* Start Record excerpts *

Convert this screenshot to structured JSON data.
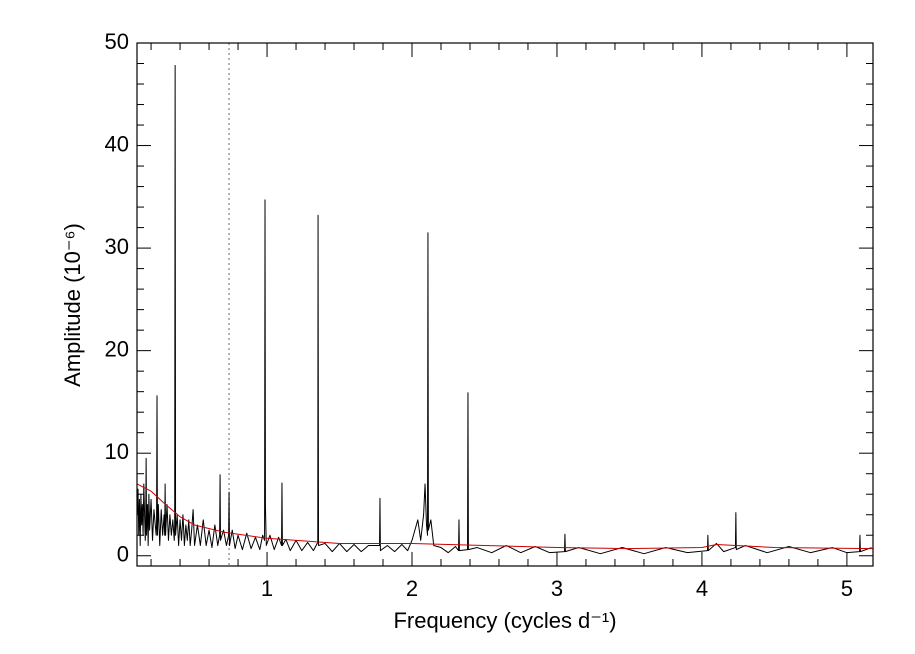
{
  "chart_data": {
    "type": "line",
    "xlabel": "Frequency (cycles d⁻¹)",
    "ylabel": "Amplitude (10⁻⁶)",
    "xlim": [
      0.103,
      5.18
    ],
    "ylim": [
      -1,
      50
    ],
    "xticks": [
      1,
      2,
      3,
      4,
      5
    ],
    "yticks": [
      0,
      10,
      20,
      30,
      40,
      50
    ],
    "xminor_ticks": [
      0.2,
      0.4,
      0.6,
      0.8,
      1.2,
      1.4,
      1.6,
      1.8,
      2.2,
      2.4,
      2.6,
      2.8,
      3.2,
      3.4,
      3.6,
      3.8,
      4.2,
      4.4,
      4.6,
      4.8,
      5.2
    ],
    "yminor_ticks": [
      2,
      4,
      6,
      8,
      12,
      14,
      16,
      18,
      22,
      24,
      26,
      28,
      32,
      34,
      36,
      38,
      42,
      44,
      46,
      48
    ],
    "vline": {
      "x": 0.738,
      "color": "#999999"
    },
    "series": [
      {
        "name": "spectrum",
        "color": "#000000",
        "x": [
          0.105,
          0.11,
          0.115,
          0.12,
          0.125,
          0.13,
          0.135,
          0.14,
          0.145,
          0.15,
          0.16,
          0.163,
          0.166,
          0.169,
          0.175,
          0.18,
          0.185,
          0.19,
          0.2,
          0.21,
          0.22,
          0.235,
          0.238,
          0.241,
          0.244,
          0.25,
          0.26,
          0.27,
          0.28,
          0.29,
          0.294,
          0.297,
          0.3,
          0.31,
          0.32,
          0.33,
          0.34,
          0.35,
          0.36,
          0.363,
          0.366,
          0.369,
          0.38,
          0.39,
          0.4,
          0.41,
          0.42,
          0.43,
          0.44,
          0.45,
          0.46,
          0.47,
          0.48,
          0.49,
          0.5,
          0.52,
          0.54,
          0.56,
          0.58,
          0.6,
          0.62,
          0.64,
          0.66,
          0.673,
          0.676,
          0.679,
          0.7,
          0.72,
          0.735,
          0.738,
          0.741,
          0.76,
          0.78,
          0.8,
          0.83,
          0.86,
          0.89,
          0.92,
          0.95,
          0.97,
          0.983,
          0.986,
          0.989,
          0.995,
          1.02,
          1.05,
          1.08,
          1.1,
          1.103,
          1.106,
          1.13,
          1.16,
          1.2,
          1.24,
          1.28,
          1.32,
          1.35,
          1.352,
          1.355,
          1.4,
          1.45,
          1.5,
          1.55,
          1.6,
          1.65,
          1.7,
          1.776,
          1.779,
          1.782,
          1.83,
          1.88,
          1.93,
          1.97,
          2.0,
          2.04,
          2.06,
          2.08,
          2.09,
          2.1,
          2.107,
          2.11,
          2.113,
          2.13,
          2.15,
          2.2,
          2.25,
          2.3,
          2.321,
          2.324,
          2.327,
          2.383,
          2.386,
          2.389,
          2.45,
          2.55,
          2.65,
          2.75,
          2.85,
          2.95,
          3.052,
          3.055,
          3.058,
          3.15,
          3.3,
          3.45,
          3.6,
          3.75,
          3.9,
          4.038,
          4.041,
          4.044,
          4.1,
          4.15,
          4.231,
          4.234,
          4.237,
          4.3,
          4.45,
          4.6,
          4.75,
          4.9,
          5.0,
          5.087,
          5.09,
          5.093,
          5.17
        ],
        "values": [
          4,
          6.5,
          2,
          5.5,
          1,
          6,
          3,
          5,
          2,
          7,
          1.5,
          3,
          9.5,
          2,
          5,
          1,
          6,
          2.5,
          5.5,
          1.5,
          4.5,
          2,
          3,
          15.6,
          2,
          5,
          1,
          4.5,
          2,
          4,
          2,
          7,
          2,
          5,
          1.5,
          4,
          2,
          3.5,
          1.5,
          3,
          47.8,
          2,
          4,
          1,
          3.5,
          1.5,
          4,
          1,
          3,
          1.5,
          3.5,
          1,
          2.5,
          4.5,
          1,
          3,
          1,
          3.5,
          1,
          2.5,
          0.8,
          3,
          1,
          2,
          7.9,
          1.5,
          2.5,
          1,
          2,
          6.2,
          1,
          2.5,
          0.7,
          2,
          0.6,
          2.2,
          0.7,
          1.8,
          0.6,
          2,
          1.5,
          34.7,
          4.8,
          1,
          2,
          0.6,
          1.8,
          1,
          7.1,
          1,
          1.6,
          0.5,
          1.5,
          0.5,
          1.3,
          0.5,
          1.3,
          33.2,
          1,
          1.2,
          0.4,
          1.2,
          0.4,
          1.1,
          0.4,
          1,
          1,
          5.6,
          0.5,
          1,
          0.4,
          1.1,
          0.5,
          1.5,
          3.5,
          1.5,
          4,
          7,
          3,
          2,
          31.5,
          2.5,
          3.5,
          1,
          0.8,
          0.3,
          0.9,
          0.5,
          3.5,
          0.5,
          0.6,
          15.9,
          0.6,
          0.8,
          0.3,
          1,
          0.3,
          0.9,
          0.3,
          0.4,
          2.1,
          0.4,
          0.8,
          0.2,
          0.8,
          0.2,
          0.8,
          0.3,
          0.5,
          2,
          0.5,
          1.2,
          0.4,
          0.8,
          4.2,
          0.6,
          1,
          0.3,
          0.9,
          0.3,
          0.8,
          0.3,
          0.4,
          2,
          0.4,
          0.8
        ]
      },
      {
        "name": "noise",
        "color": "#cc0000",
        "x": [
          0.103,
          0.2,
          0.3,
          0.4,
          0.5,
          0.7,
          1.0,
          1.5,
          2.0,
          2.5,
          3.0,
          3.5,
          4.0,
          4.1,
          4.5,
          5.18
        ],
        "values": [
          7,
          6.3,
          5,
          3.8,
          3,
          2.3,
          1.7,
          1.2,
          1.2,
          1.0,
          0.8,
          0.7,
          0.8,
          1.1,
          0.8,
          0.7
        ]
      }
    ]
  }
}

* End Record excerpts *

Exercise goal: Retype all the records shown above, character for character. Omit every picture.

Written reply:
Convert this screenshot to structured JSON data.
{
  "chart_data": {
    "type": "line",
    "xlabel": "Frequency (cycles d⁻¹)",
    "ylabel": "Amplitude (10⁻⁶)",
    "xlim": [
      0.103,
      5.18
    ],
    "ylim": [
      -1,
      50
    ],
    "xticks": [
      1,
      2,
      3,
      4,
      5
    ],
    "yticks": [
      0,
      10,
      20,
      30,
      40,
      50
    ],
    "xminor_ticks": [
      0.2,
      0.4,
      0.6,
      0.8,
      1.2,
      1.4,
      1.6,
      1.8,
      2.2,
      2.4,
      2.6,
      2.8,
      3.2,
      3.4,
      3.6,
      3.8,
      4.2,
      4.4,
      4.6,
      4.8,
      5.2
    ],
    "yminor_ticks": [
      2,
      4,
      6,
      8,
      12,
      14,
      16,
      18,
      22,
      24,
      26,
      28,
      32,
      34,
      36,
      38,
      42,
      44,
      46,
      48
    ],
    "vline": {
      "x": 0.738,
      "color": "#999999"
    },
    "series": [
      {
        "name": "spectrum",
        "color": "#000000",
        "x": [
          0.105,
          0.11,
          0.115,
          0.12,
          0.125,
          0.13,
          0.135,
          0.14,
          0.145,
          0.15,
          0.16,
          0.163,
          0.166,
          0.169,
          0.175,
          0.18,
          0.185,
          0.19,
          0.2,
          0.21,
          0.22,
          0.235,
          0.238,
          0.241,
          0.244,
          0.25,
          0.26,
          0.27,
          0.28,
          0.29,
          0.294,
          0.297,
          0.3,
          0.31,
          0.32,
          0.33,
          0.34,
          0.35,
          0.36,
          0.363,
          0.366,
          0.369,
          0.38,
          0.39,
          0.4,
          0.41,
          0.42,
          0.43,
          0.44,
          0.45,
          0.46,
          0.47,
          0.48,
          0.49,
          0.5,
          0.52,
          0.54,
          0.56,
          0.58,
          0.6,
          0.62,
          0.64,
          0.66,
          0.673,
          0.676,
          0.679,
          0.7,
          0.72,
          0.735,
          0.738,
          0.741,
          0.76,
          0.78,
          0.8,
          0.83,
          0.86,
          0.89,
          0.92,
          0.95,
          0.97,
          0.983,
          0.986,
          0.989,
          0.995,
          1.02,
          1.05,
          1.08,
          1.1,
          1.103,
          1.106,
          1.13,
          1.16,
          1.2,
          1.24,
          1.28,
          1.32,
          1.35,
          1.352,
          1.355,
          1.4,
          1.45,
          1.5,
          1.55,
          1.6,
          1.65,
          1.7,
          1.776,
          1.779,
          1.782,
          1.83,
          1.88,
          1.93,
          1.97,
          2.0,
          2.04,
          2.06,
          2.08,
          2.09,
          2.1,
          2.107,
          2.11,
          2.113,
          2.13,
          2.15,
          2.2,
          2.25,
          2.3,
          2.321,
          2.324,
          2.327,
          2.383,
          2.386,
          2.389,
          2.45,
          2.55,
          2.65,
          2.75,
          2.85,
          2.95,
          3.052,
          3.055,
          3.058,
          3.15,
          3.3,
          3.45,
          3.6,
          3.75,
          3.9,
          4.038,
          4.041,
          4.044,
          4.1,
          4.15,
          4.231,
          4.234,
          4.237,
          4.3,
          4.45,
          4.6,
          4.75,
          4.9,
          5.0,
          5.087,
          5.09,
          5.093,
          5.17
        ],
        "values": [
          4,
          6.5,
          2,
          5.5,
          1,
          6,
          3,
          5,
          2,
          7,
          1.5,
          3,
          9.5,
          2,
          5,
          1,
          6,
          2.5,
          5.5,
          1.5,
          4.5,
          2,
          3,
          15.6,
          2,
          5,
          1,
          4.5,
          2,
          4,
          2,
          7,
          2,
          5,
          1.5,
          4,
          2,
          3.5,
          1.5,
          3,
          47.8,
          2,
          4,
          1,
          3.5,
          1.5,
          4,
          1,
          3,
          1.5,
          3.5,
          1,
          2.5,
          4.5,
          1,
          3,
          1,
          3.5,
          1,
          2.5,
          0.8,
          3,
          1,
          2,
          7.9,
          1.5,
          2.5,
          1,
          2,
          6.2,
          1,
          2.5,
          0.7,
          2,
          0.6,
          2.2,
          0.7,
          1.8,
          0.6,
          2,
          1.5,
          34.7,
          4.8,
          1,
          2,
          0.6,
          1.8,
          1,
          7.1,
          1,
          1.6,
          0.5,
          1.5,
          0.5,
          1.3,
          0.5,
          1.3,
          33.2,
          1,
          1.2,
          0.4,
          1.2,
          0.4,
          1.1,
          0.4,
          1,
          1,
          5.6,
          0.5,
          1,
          0.4,
          1.1,
          0.5,
          1.5,
          3.5,
          1.5,
          4,
          7,
          3,
          2,
          31.5,
          2.5,
          3.5,
          1,
          0.8,
          0.3,
          0.9,
          0.5,
          3.5,
          0.5,
          0.6,
          15.9,
          0.6,
          0.8,
          0.3,
          1,
          0.3,
          0.9,
          0.3,
          0.4,
          2.1,
          0.4,
          0.8,
          0.2,
          0.8,
          0.2,
          0.8,
          0.3,
          0.5,
          2,
          0.5,
          1.2,
          0.4,
          0.8,
          4.2,
          0.6,
          1,
          0.3,
          0.9,
          0.3,
          0.8,
          0.3,
          0.4,
          2,
          0.4,
          0.8
        ]
      },
      {
        "name": "noise",
        "color": "#cc0000",
        "x": [
          0.103,
          0.2,
          0.3,
          0.4,
          0.5,
          0.7,
          1.0,
          1.5,
          2.0,
          2.5,
          3.0,
          3.5,
          4.0,
          4.1,
          4.5,
          5.18
        ],
        "values": [
          7,
          6.3,
          5,
          3.8,
          3,
          2.3,
          1.7,
          1.2,
          1.2,
          1.0,
          0.8,
          0.7,
          0.8,
          1.1,
          0.8,
          0.7
        ]
      }
    ]
  }
}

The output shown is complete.